#### [To do]
Output all lines exactly, with nothing added or dropped.

** START OF Data supplied **

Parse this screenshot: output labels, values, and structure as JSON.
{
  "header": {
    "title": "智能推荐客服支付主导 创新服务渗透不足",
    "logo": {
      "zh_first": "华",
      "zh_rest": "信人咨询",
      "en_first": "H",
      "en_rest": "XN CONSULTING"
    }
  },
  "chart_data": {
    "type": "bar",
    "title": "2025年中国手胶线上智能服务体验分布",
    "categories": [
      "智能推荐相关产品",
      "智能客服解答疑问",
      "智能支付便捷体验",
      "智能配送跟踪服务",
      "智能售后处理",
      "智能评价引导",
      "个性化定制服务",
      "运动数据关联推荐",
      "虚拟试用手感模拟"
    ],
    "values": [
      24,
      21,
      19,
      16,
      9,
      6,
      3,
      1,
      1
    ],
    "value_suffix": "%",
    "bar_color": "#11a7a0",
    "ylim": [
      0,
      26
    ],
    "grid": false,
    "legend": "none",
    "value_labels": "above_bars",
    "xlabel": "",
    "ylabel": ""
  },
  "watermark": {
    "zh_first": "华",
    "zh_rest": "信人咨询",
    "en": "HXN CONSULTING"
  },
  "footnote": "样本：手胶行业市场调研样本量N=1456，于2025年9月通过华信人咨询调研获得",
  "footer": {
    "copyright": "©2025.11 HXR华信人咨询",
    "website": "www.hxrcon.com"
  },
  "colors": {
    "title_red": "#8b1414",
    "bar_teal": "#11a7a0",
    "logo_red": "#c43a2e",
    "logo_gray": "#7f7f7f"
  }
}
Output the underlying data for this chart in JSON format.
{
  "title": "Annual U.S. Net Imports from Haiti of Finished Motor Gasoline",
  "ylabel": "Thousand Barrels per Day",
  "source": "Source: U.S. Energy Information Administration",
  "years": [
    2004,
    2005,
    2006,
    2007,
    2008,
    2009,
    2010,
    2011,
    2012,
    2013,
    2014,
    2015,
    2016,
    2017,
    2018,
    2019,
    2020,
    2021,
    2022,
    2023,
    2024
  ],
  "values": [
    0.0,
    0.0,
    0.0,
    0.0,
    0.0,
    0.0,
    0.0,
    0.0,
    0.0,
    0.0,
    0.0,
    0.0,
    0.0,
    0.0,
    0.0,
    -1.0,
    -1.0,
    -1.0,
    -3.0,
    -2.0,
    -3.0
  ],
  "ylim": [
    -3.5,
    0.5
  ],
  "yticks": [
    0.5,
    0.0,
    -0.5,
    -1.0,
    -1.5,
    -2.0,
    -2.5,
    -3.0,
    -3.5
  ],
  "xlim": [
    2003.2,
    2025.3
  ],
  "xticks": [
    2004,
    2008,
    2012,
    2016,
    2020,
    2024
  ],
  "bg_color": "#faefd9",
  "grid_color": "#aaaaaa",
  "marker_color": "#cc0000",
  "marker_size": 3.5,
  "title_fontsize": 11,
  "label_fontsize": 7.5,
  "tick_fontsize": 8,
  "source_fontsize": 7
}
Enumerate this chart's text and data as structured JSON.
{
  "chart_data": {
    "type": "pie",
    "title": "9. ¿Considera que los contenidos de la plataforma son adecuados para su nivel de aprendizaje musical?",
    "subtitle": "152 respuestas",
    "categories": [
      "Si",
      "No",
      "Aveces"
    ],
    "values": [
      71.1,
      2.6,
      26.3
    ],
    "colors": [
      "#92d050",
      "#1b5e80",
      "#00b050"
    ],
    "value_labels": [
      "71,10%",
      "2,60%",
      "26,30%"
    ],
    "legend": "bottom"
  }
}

** END OF Data supplied **

#### [Answer in full]
Parse this screenshot: output labels, values, and structure as JSON.
{
  "header": {
    "title": "智能推荐客服支付主导 创新服务渗透不足",
    "logo": {
      "zh_first": "华",
      "zh_rest": "信人咨询",
      "en_first": "H",
      "en_rest": "XN CONSULTING"
    }
  },
  "chart_data": {
    "type": "bar",
    "title": "2025年中国手胶线上智能服务体验分布",
    "categories": [
      "智能推荐相关产品",
      "智能客服解答疑问",
      "智能支付便捷体验",
      "智能配送跟踪服务",
      "智能售后处理",
      "智能评价引导",
      "个性化定制服务",
      "运动数据关联推荐",
      "虚拟试用手感模拟"
    ],
    "values": [
      24,
      21,
      19,
      16,
      9,
      6,
      3,
      1,
      1
    ],
    "value_suffix": "%",
    "bar_color": "#11a7a0",
    "ylim": [
      0,
      26
    ],
    "grid": false,
    "legend": "none",
    "value_labels": "above_bars",
    "xlabel": "",
    "ylabel": ""
  },
  "watermark": {
    "zh_first": "华",
    "zh_rest": "信人咨询",
    "en": "HXN CONSULTING"
  },
  "footnote": "样本：手胶行业市场调研样本量N=1456，于2025年9月通过华信人咨询调研获得",
  "footer": {
    "copyright": "©2025.11 HXR华信人咨询",
    "website": "www.hxrcon.com"
  },
  "colors": {
    "title_red": "#8b1414",
    "bar_teal": "#11a7a0",
    "logo_red": "#c43a2e",
    "logo_gray": "#7f7f7f"
  }
}
Output the underlying data for this chart in JSON format.
{
  "title": "Annual U.S. Net Imports from Haiti of Finished Motor Gasoline",
  "ylabel": "Thousand Barrels per Day",
  "source": "Source: U.S. Energy Information Administration",
  "years": [
    2004,
    2005,
    2006,
    2007,
    2008,
    2009,
    2010,
    2011,
    2012,
    2013,
    2014,
    2015,
    2016,
    2017,
    2018,
    2019,
    2020,
    2021,
    2022,
    2023,
    2024
  ],
  "values": [
    0.0,
    0.0,
    0.0,
    0.0,
    0.0,
    0.0,
    0.0,
    0.0,
    0.0,
    0.0,
    0.0,
    0.0,
    0.0,
    0.0,
    0.0,
    -1.0,
    -1.0,
    -1.0,
    -3.0,
    -2.0,
    -3.0
  ],
  "ylim": [
    -3.5,
    0.5
  ],
  "yticks": [
    0.5,
    0.0,
    -0.5,
    -1.0,
    -1.5,
    -2.0,
    -2.5,
    -3.0,
    -3.5
  ],
  "xlim": [
    2003.2,
    2025.3
  ],
  "xticks": [
    2004,
    2008,
    2012,
    2016,
    2020,
    2024
  ],
  "bg_color": "#faefd9",
  "grid_color": "#aaaaaa",
  "marker_color": "#cc0000",
  "marker_size": 3.5,
  "title_fontsize": 11,
  "label_fontsize": 7.5,
  "tick_fontsize": 8,
  "source_fontsize": 7
}
Enumerate this chart's text and data as structured JSON.
{
  "chart_data": {
    "type": "pie",
    "title": "9. ¿Considera que los contenidos de la plataforma son adecuados para su nivel de aprendizaje musical?",
    "subtitle": "152 respuestas",
    "categories": [
      "Si",
      "No",
      "Aveces"
    ],
    "values": [
      71.1,
      2.6,
      26.3
    ],
    "colors": [
      "#92d050",
      "#1b5e80",
      "#00b050"
    ],
    "value_labels": [
      "71,10%",
      "2,60%",
      "26,30%"
    ],
    "legend": "bottom"
  }
}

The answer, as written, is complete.